**Work required:** From the listing below, pull out the lines that hold "чаще".

(Data excerpts)
★ ★ ★

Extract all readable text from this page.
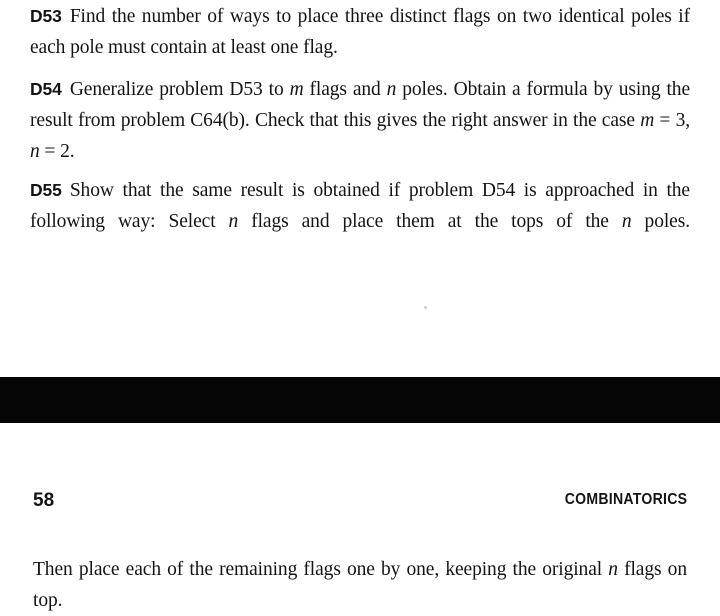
D53 Find the number of ways to place three distinct flags on two identical poles if each pole must contain at least one flag.

D54 Generalize problem D53 to m flags and n poles. Obtain a formula by using the result from problem C64(b). Check that this gives the right answer in the case m = 3, n = 2.

D55 Show that the same result is obtained if problem D54 is approached in the following way: Select n flags and place them at the tops of the n poles.

58	COMBINATORICS

Then place each of the remaining flags one by one, keeping the original n flags on top.
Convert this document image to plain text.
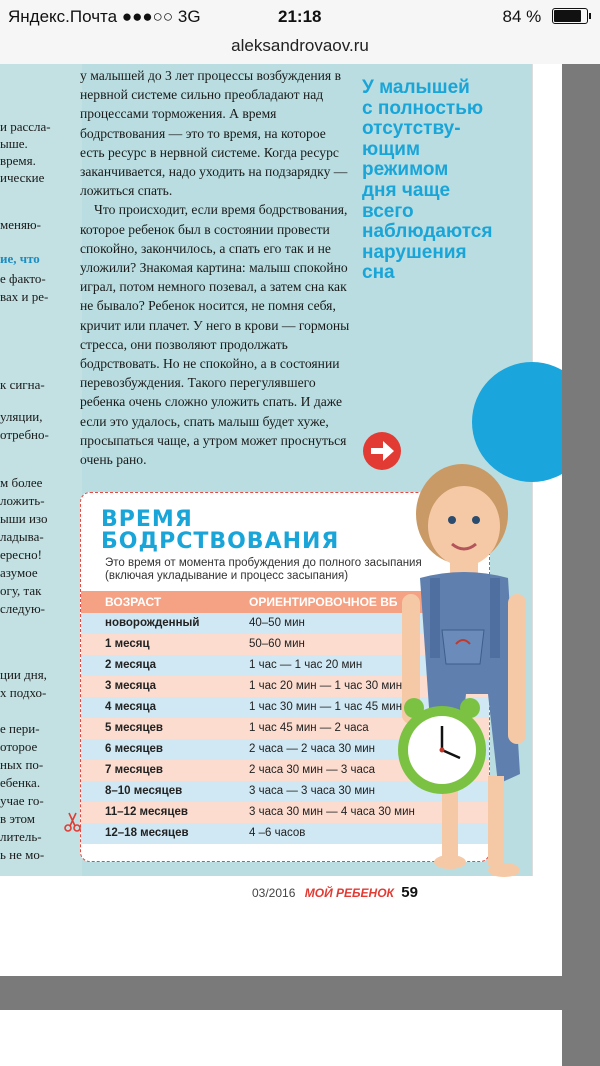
Яндекс.Почта ●●●○○ 3G	21:18	84 %
aleksandrovaov.ru
и рассла-
ыше.
время.
ические
меняю-
ие, что
е факто-
вах и ре-
к сигна-
уляции,
отребно-
м более
ложить-
ыши изо
ладыва-
ересно!
азумое
огу, так
следую-
ции дня,
х подхо-
е пери-
оторое
ных по-
ебенка.
учае го-
в этом
литель-
ь не мо-

у малышей до 3 лет процессы возбуждения в нервной системе сильно преобладают над процессами торможения. А время бодрствования — это то время, на которое есть ресурс в нервной системе. Когда ресурс заканчивается, надо уходить на подзарядку — ложиться спать.

Что происходит, если время бодрствования, которое ребенок был в состоянии провести спокойно, закончилось, а спать его так и не уложили? Знакомая картина: малыш спокойно играл, потом немного позевал, а затем сна как не бывало? Ребенок носится, не помня себя, кричит или плачет. У него в крови — гормоны стресса, они позволяют продолжать бодрствовать. Но не спокойно, а в состоянии перевозбуждения. Такого перегулявшего ребенка очень сложно уложить спать. И даже если это удалось, спать малыш будет хуже, просыпаться чаще, а утром может проснуться очень рано.

У малышей
с полностью
отсутству-
ющим
режимом
дня чаще
всего
наблюдаются
нарушения
сна
ВРЕМЯ
БОДРСТВОВАНИЯ
Это время от момента пробуждения до полного засыпания (включая укладывание и процесс засыпания)
ВОЗРАСТ	ОРИЕНТИРОВОЧНОЕ ВБ
новорожденный	40–50 мин
1 месяц	50–60 мин
2 месяца	1 час — 1 час 20 мин
3 месяца	1 час 20 мин — 1 час 30 мин
4 месяца	1 час 30 мин — 1 час 45 мин
5 месяцев	1 час 45 мин — 2 часа
6 месяцев	2 часа — 2 часа 30 мин
7 месяцев	2 часа 30 мин — 3 часа
8–10 месяцев	3 часа — 3 часа 30 мин
11–12 месяцев	3 часа 30 мин — 4 часа 30 мин
12–18 месяцев	4 –6 часов
03/2016 МОЙ РЕБЕНОК 59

★ ★ ★

**Full output:**
Что происходит, если время бодрствования, которое ребенок был в состоянии провести спокойно, закончилось, а спать его так и не уложили? Знакомая картина: малыш спокойно играл, потом немного позевал, а затем сна как не бывало? Ребенок носится, не помня себя, кричит или плачет. У него в крови — гормоны стресса, они позволяют продолжать бодрствовать. Но не спокойно, а в состоянии перевозбуждения. Такого перегулявшего ребенка очень сложно уложить спать. И даже если это удалось, спать малыш будет хуже, просыпаться чаще, а утром может проснуться очень рано.
дня чаще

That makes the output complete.